◆ **DATASET RECORDS**
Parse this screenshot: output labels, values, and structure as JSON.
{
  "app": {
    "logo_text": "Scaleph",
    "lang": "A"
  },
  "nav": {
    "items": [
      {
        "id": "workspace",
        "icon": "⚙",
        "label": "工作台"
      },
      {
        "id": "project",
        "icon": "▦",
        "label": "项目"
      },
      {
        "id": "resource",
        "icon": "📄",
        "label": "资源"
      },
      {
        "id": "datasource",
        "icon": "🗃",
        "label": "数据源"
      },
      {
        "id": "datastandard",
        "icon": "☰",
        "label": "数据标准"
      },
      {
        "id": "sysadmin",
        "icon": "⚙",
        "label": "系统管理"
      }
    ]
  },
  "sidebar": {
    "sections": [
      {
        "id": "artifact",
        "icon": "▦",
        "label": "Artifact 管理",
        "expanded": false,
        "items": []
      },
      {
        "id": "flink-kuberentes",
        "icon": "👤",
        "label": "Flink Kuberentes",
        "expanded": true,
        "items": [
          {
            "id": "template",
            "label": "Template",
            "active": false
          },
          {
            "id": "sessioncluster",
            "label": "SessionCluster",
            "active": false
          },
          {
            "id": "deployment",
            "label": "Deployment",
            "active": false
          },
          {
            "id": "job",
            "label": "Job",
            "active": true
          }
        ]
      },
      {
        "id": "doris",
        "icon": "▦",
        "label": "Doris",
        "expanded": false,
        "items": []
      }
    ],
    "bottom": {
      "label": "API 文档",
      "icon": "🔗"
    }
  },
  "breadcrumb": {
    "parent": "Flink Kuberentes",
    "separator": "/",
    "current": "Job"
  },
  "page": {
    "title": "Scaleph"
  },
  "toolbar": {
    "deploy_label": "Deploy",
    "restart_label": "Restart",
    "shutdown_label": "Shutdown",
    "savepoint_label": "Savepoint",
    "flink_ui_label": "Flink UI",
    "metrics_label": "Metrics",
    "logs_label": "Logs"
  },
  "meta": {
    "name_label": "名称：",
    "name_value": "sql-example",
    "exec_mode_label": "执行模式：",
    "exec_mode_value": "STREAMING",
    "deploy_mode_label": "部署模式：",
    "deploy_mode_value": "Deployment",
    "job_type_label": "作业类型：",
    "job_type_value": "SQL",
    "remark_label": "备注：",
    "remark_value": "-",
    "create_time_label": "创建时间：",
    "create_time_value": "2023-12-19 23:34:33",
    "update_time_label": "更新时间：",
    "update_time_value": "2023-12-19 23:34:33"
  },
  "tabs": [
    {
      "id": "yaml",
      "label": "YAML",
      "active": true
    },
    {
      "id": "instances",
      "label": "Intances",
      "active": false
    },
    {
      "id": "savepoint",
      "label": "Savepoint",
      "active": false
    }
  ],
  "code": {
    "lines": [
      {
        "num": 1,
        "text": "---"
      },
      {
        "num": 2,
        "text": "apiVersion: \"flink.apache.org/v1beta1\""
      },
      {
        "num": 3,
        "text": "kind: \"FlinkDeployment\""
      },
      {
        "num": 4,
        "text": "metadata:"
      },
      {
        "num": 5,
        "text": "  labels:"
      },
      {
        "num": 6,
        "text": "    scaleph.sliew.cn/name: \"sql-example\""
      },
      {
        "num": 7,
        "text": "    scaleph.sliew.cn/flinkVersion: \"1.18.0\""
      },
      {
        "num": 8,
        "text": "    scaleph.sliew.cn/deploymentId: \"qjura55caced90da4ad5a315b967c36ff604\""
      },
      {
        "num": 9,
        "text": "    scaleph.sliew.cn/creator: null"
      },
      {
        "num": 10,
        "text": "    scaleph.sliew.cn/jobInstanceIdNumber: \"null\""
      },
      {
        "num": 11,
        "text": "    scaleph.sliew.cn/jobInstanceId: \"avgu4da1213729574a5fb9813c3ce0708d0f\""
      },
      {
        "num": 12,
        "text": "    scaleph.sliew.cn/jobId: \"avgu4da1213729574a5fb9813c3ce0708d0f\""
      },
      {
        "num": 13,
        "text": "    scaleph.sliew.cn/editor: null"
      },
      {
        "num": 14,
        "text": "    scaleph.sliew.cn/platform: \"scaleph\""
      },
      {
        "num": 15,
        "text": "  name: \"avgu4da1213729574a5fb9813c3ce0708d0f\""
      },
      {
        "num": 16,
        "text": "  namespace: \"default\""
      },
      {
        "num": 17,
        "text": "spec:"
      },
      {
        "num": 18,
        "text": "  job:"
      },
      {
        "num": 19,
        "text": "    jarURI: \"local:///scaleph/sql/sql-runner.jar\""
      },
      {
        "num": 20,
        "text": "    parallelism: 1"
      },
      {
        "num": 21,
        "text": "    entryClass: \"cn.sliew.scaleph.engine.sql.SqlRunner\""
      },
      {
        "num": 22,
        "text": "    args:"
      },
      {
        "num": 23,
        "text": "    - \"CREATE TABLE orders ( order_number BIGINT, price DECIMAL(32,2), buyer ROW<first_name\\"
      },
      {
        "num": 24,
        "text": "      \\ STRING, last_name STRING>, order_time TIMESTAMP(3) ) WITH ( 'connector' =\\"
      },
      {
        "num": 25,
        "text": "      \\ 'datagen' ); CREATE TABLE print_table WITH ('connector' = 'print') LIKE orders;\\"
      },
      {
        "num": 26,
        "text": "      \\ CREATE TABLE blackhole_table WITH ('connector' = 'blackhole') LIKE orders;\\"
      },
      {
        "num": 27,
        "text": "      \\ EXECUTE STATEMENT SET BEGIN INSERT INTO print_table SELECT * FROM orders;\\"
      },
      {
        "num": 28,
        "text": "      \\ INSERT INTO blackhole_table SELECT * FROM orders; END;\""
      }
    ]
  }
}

◆ **THE TASK**
Return only those lines of the records that contain the string "example".

◆ **RESULT**
    "name_value": "sql-example",
        "text": "    scaleph.sliew.cn/name: \"sql-example\""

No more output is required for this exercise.